**PROBLEM TO SOLVE**
List, from the lines below, each one with "text" in it.

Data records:
--- start ---
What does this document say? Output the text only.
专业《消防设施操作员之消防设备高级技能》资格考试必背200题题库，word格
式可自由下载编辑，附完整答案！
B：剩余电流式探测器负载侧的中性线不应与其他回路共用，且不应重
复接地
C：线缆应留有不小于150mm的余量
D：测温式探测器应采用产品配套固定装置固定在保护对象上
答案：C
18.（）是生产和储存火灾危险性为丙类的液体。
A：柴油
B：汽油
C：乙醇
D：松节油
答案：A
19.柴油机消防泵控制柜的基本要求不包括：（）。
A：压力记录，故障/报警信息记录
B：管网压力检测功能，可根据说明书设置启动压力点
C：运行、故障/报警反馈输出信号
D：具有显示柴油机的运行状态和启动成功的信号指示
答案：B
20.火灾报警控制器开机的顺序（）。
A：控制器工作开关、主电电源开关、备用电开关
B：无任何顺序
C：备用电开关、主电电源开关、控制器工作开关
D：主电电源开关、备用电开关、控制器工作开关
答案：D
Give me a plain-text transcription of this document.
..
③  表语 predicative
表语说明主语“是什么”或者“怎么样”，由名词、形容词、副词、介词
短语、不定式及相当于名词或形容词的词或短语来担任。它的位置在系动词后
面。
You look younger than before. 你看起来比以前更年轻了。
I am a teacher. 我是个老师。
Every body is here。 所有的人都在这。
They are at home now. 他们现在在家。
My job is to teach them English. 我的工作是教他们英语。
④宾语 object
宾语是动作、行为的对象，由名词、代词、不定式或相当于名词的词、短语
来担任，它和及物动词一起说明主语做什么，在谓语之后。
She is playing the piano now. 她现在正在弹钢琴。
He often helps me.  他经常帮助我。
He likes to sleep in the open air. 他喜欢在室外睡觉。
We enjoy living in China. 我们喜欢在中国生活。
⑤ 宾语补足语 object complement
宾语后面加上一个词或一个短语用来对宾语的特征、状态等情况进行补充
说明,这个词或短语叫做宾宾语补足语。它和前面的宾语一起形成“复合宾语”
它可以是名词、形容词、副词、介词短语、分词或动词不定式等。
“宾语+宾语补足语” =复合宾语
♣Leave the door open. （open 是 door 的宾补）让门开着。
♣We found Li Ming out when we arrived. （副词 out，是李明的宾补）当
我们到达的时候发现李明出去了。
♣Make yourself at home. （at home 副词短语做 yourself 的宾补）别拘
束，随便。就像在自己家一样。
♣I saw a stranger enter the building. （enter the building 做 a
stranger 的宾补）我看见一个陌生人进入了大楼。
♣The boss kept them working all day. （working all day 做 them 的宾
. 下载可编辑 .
--- end ---
**EXPECTED ANSWER**
What does this document say? Output the text only.
Give me a plain-text transcription of this document.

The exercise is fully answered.